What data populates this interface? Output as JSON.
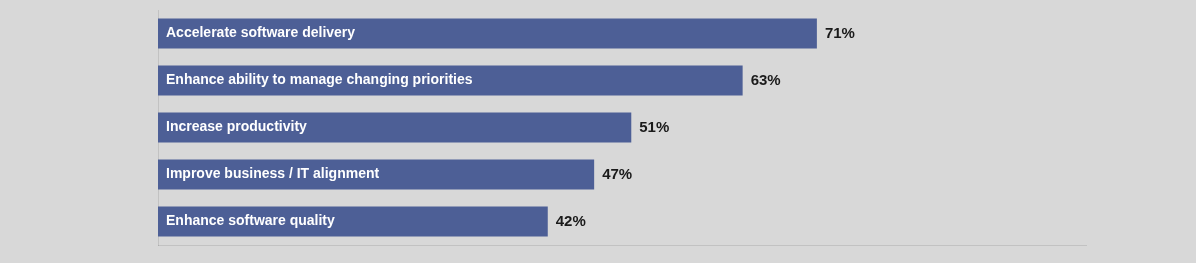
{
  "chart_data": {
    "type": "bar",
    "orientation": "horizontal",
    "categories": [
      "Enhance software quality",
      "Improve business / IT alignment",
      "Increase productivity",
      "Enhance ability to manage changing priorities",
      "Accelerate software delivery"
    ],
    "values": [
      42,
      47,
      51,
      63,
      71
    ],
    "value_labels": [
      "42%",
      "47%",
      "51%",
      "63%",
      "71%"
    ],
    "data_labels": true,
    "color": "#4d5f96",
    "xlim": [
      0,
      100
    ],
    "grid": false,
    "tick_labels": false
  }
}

═══

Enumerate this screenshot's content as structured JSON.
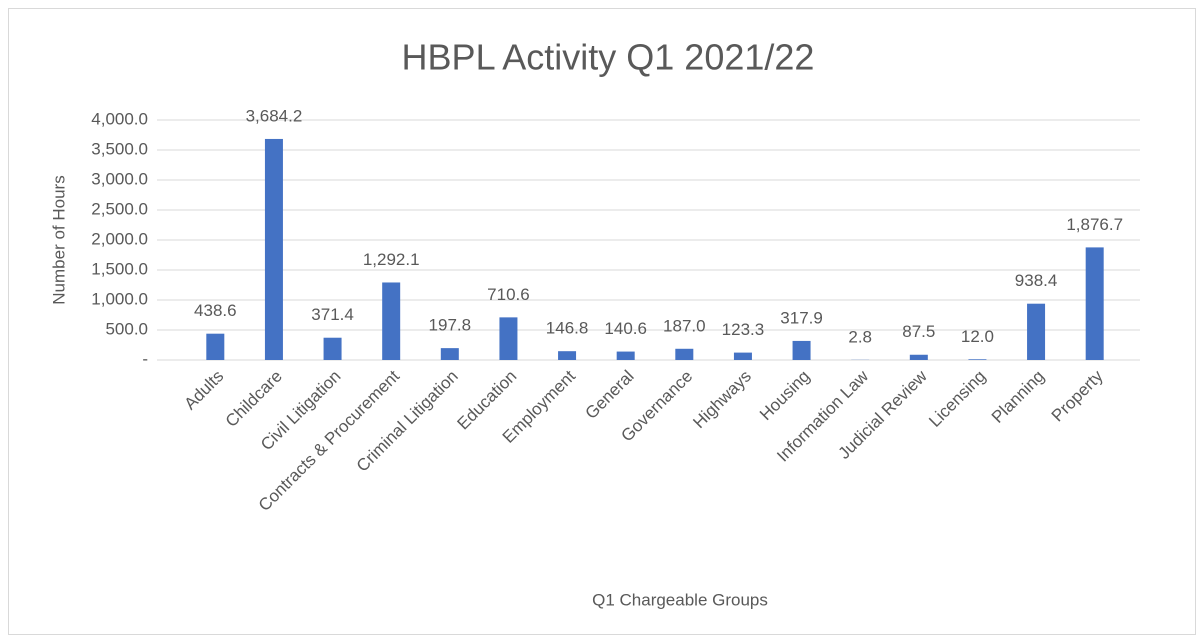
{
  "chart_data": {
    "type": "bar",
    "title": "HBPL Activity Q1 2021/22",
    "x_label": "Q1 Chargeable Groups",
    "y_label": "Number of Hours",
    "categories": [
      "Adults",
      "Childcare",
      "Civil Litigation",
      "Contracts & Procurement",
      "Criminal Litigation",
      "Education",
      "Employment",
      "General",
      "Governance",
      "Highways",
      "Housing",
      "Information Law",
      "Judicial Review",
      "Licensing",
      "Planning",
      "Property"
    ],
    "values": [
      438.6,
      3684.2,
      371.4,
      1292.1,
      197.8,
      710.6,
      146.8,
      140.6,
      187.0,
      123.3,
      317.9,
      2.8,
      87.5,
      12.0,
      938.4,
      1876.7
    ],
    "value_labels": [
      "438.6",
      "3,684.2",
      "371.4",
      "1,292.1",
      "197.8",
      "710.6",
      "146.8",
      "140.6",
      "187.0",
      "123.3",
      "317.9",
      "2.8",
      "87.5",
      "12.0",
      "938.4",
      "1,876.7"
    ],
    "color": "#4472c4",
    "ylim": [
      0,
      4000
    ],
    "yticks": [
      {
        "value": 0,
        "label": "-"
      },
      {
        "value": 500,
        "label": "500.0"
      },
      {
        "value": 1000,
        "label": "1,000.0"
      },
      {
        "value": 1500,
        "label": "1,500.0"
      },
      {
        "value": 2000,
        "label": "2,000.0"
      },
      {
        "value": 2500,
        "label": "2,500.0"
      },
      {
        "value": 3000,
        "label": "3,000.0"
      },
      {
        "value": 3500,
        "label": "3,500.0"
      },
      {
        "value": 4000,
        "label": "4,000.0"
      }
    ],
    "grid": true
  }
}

═══

» Objective: Copy out every line from the data above that has "JSON" in it.

» Answer to this task:
What data populates this interface? Output as JSON.
Enumerate this screenshot's content as structured JSON.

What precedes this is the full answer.